Objetivos:
a) Reproduce literalmente el pasaje del texto sobre las siete palabras que va entre "Te presento las" y "a su suerte…?", ambos incluidos.
b) Responde estas preguntas a partir del texto sobre las siete palabras:
(i) ¿Cuántos momentos tiene la conmemoración del Viernes Santo en la parroquia mencionada?
(ii) ¿A quién va dirigida la primera frase de Jesús en la cruz?
(iii) ¿Qué decía un sabio sacerdote sobre la gente?

Texto proporcionado:
------------

Las 7 palabras
Te has preguntado ¿Qué tienen que ver con tu vida las 7 palabras que dijo Jesús cuando estaba por morir? Que cambiaron tu historia y la del mundo entero.
Desde hace décadas, la conmemoración del viernes santo, al menos en la Parroquia donde nací, consta de cuatro momentos:
- El Vía Crucis. En donde se recorrían las estaciones colocadas a lo largo de toda la colonia bajo el inclemente sol
- Las siete palabras. Reflexionadas en la Iglesia al terminar el Vía Crucis.
- La liturgia del Viernes Santo.
- La procesión del silencio. Dándole el pésame a la Virgen.
De estos ejercicios devotos, hoy quiero invitarte a meditar las siete palabras de Jesús en la cruz.
¿Cómo nos pueden ayudar a vivir con más profundidad el Triduo pascual y las 7 palabras?
¿Tienen relevancia más allá de la Semana Santa? ¿Qué nos puede decir directamente Jesús a ti y a mí?
Te presento las 7 palabras:
1. «Padre, perdónalos, porque no saben lo que hacen» (Lc 23, 34)
Al ser sus muñecas, sus pies clavados, y ser levantada la cruz, Jesús no maldice a todos los que están reunidos frente a él, (verdugos y chismosos, injuriantes y arrogantes…).
La primera frase en este contexto de dolor, sufrimiento y humillación extremos va dirigida al Padre, y se refiere no solo a ellos, sino también a nosotros.
«Perdónalos…»
¡Jesús no clama venganza al cielo por su sangre derramada (cf. Gn 4,10), sino que pide perdón por ellos y nosotros!
¿Pero por qué, si los Romanos son crueles, los líderes religiosos querían matarle, Judas lo traicionó siendo su amigo, Pedro y los demás lo han abandonado a su suerte…?
¿Por qué perdonar la injuria si nosotros hemos sido ofendidos y, al contrario, «estamos en nuestro derecho» de desquitarnos?
¿Por qué “dejar pasar” el insulto, la calumnia, la difamación, el chismorreo a nuestras costillas, la falta de amor, la falta de respeto…?
¿No nos pasaríamos de buena gente si perdonamos?
«…porque no saben lo que hacen»
Decía un sabio sacerdote que «no hay gente mala, sino ignorante».

------------

Datos suministrados:
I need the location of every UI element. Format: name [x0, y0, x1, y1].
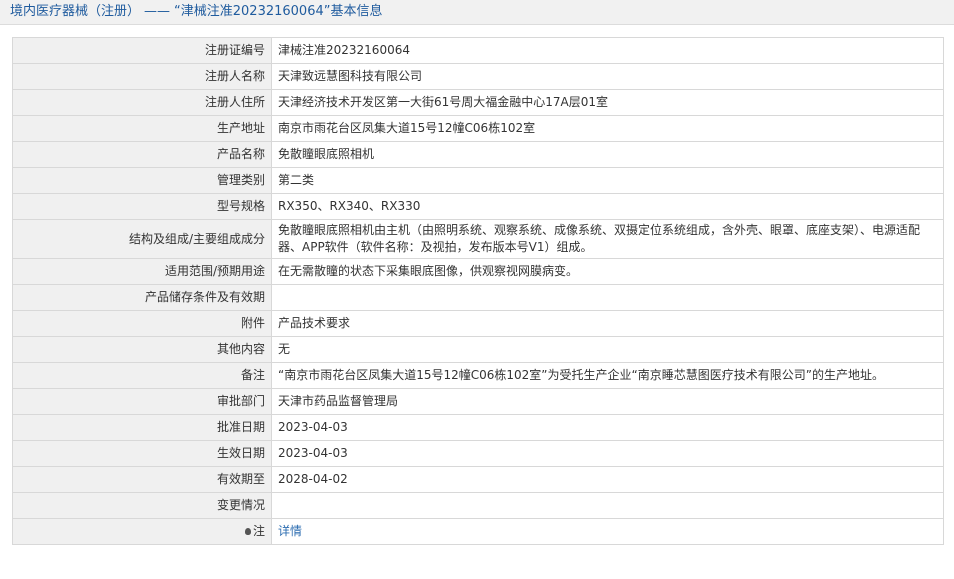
table-row: 产品名称 免散瞳眼底照相机 [12, 141, 944, 168]
row-label: 有效期至 [12, 466, 272, 493]
row-value: 2028-04-02 [271, 466, 944, 493]
table-row: 审批部门 天津市药品监督管理局 [12, 388, 944, 415]
row-label: 生效日期 [12, 440, 272, 467]
row-value: 免散瞳眼底照相机由主机（由照明系统、观察系统、成像系统、双摄定位系统组成，含外壳… [271, 219, 944, 259]
row-label: 变更情况 [12, 492, 272, 519]
row-value: 第二类 [271, 167, 944, 194]
page-header: 境内医疗器械（注册） —— “津械注准20232160064”基本信息 [0, 0, 954, 25]
row-label: 批准日期 [12, 414, 272, 441]
row-value: RX350、RX340、RX330 [271, 193, 944, 220]
row-label: 生产地址 [12, 115, 272, 142]
table-row: 备注 “南京市雨花台区凤集大道15号12幢C06栋102室”为受托生产企业“南京… [12, 362, 944, 389]
table-row: 变更情况 [12, 492, 944, 519]
info-table: 注册证编号 津械注准20232160064 注册人名称 天津致远慧图科技有限公司… [12, 37, 944, 545]
row-value: “南京市雨花台区凤集大道15号12幢C06栋102室”为受托生产企业“南京睡芯慧… [271, 362, 944, 389]
row-value: 2023-04-03 [271, 414, 944, 441]
row-value [271, 284, 944, 311]
row-label: 型号规格 [12, 193, 272, 220]
table-row: 适用范围/预期用途 在无需散瞳的状态下采集眼底图像，供观察视网膜病变。 [12, 258, 944, 285]
header-category: 境内医疗器械（注册） [10, 4, 141, 19]
table-row: 型号规格 RX350、RX340、RX330 [12, 193, 944, 220]
note-value-cell: 详情 [271, 518, 944, 545]
row-value: 无 [271, 336, 944, 363]
table-row: 生效日期 2023-04-03 [12, 440, 944, 467]
row-value: 免散瞳眼底照相机 [271, 141, 944, 168]
row-label: 管理类别 [12, 167, 272, 194]
table-row: 生产地址 南京市雨花台区凤集大道15号12幢C06栋102室 [12, 115, 944, 142]
note-label-cell: 注 [12, 518, 272, 545]
row-value: 南京市雨花台区凤集大道15号12幢C06栋102室 [271, 115, 944, 142]
table-row: 附件 产品技术要求 [12, 310, 944, 337]
row-value: 2023-04-03 [271, 440, 944, 467]
header-separator: —— [144, 4, 171, 19]
row-label: 备注 [12, 362, 272, 389]
table-row: 注册人名称 天津致远慧图科技有限公司 [12, 63, 944, 90]
table-row-note: 注 详情 [12, 518, 944, 545]
details-link[interactable]: 详情 [278, 524, 302, 538]
bulb-icon [244, 528, 251, 535]
row-label: 审批部门 [12, 388, 272, 415]
row-label: 附件 [12, 310, 272, 337]
row-label: 注册人住所 [12, 89, 272, 116]
row-value: 在无需散瞳的状态下采集眼底图像，供观察视网膜病变。 [271, 258, 944, 285]
table-row: 有效期至 2028-04-02 [12, 466, 944, 493]
table-row: 管理类别 第二类 [12, 167, 944, 194]
row-label: 注册证编号 [12, 37, 272, 64]
row-value: 天津致远慧图科技有限公司 [271, 63, 944, 90]
row-label: 其他内容 [12, 336, 272, 363]
row-label: 注册人名称 [12, 63, 272, 90]
table-row: 产品储存条件及有效期 [12, 284, 944, 311]
note-label: 注 [252, 524, 265, 538]
table-row: 注册证编号 津械注准20232160064 [12, 37, 944, 64]
row-label: 结构及组成/主要组成成分 [12, 219, 272, 259]
row-value: 天津经济技术开发区第一大街61号周大福金融中心17A层01室 [271, 89, 944, 116]
row-value: 天津市药品监督管理局 [271, 388, 944, 415]
table-row: 结构及组成/主要组成成分 免散瞳眼底照相机由主机（由照明系统、观察系统、成像系统… [12, 219, 944, 259]
header-suffix: 基本信息 [330, 4, 383, 19]
row-label: 适用范围/预期用途 [12, 258, 272, 285]
row-label: 产品名称 [12, 141, 272, 168]
row-value: 产品技术要求 [271, 310, 944, 337]
row-label: 产品储存条件及有效期 [12, 284, 272, 311]
table-row: 批准日期 2023-04-03 [12, 414, 944, 441]
header-registration-title: “津械注准20232160064” [174, 4, 331, 19]
table-row: 注册人住所 天津经济技术开发区第一大街61号周大福金融中心17A层01室 [12, 89, 944, 116]
table-row: 其他内容 无 [12, 336, 944, 363]
row-value: 津械注准20232160064 [271, 37, 944, 64]
row-value [271, 492, 944, 519]
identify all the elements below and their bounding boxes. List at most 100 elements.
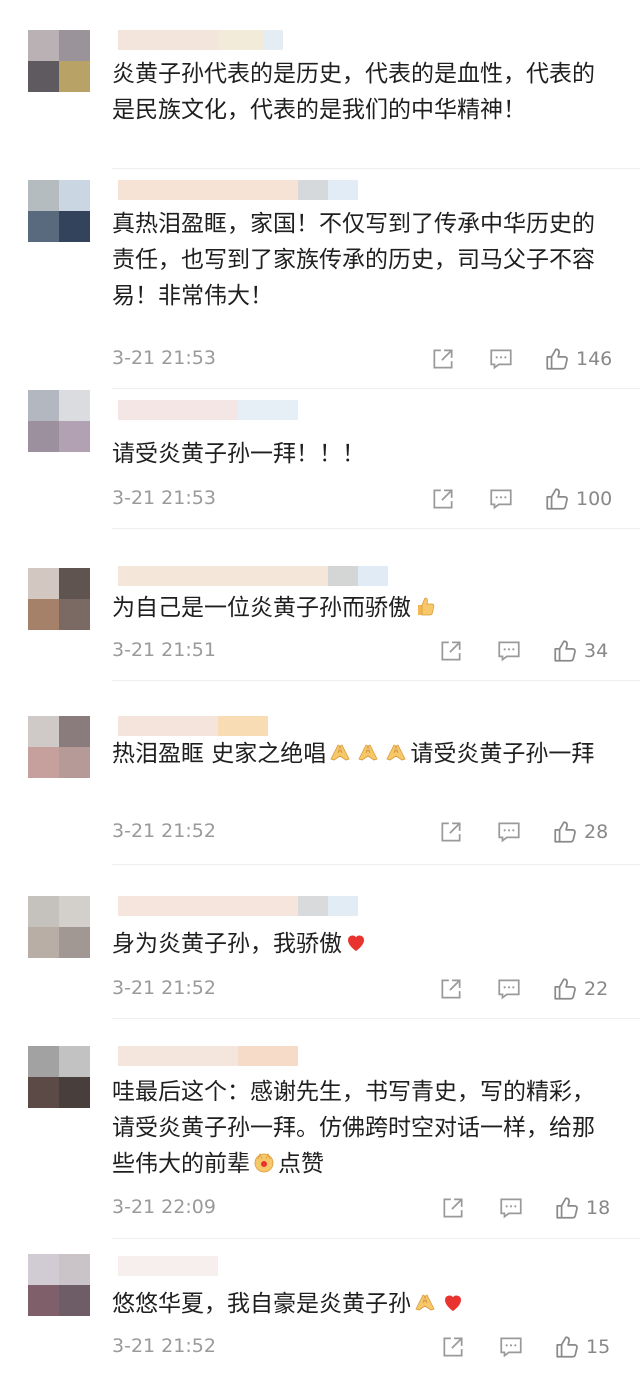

------------

Resultados por tarea:
a)
Te presento las 7 palabras:
1. «Padre, perdónalos, porque no saben lo que hacen» (Lc 23, 34)
Al ser sus muñecas, sus pies clavados, y ser levantada la cruz, Jesús no maldice a todos los que están reunidos frente a él, (verdugos y chismosos, injuriantes y arrogantes…).
La primera frase en este contexto de dolor, sufrimiento y humillación extremos va dirigida al Padre, y se refiere no solo a ellos, sino también a nosotros.
«Perdónalos…»
¡Jesús no clama venganza al cielo por su sangre derramada (cf. Gn 4,10), sino que pide perdón por ellos y nosotros!
¿Pero por qué, si los Romanos son crueles, los líderes religiosos querían matarle, Judas lo traicionó siendo su amigo, Pedro y los demás lo han abandonado a su suerte…?

b)
(i) Cuatro momentos.
(ii) Al Padre.
(iii) Que «no hay gente mala, sino ignorante».